YOUR INSTRUCTIONS » Sift the listing for lines that hold the string "Page" and pull them out.

---------------

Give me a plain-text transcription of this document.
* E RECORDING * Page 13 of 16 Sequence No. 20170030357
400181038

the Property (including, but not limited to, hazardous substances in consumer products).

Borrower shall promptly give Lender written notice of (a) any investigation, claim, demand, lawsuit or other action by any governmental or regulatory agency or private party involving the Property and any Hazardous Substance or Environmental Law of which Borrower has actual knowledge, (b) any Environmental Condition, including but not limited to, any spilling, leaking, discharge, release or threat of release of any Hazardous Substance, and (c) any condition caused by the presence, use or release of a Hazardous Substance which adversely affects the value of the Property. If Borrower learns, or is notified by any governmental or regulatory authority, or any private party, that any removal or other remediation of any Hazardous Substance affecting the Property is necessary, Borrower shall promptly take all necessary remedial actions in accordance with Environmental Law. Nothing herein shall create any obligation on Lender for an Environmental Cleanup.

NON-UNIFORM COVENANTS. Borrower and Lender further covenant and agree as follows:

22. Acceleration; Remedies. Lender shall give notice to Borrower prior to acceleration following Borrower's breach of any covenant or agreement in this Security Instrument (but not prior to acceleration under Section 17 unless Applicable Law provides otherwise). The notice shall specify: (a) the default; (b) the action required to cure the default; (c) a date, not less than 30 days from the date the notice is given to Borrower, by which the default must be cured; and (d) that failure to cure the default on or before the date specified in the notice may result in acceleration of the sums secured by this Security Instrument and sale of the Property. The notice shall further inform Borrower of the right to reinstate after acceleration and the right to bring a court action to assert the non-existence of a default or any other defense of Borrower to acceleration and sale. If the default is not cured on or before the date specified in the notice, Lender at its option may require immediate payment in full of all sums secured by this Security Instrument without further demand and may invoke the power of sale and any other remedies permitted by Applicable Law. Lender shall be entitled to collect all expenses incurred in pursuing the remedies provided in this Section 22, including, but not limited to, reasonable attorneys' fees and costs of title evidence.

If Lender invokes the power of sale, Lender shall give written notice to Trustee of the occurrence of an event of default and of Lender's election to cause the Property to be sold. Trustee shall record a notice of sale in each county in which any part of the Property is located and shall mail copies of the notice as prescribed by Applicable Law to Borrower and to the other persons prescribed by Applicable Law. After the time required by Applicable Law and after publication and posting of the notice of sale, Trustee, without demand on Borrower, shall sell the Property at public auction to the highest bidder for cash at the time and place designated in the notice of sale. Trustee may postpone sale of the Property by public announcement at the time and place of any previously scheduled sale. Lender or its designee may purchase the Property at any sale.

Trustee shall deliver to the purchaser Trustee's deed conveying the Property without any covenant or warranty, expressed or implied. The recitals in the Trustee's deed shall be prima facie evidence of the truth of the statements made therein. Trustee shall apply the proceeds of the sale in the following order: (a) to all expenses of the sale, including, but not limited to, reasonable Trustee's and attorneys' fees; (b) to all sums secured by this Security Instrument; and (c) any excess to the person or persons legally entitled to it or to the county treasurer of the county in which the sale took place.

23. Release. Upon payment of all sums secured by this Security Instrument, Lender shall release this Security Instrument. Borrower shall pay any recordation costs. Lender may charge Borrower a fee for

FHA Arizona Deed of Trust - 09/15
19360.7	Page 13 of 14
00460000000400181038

---------------

RESULT OF THE TASK »
* E RECORDING * Page 13 of 16 Sequence No. 20170030357
19360.7	Page 13 of 14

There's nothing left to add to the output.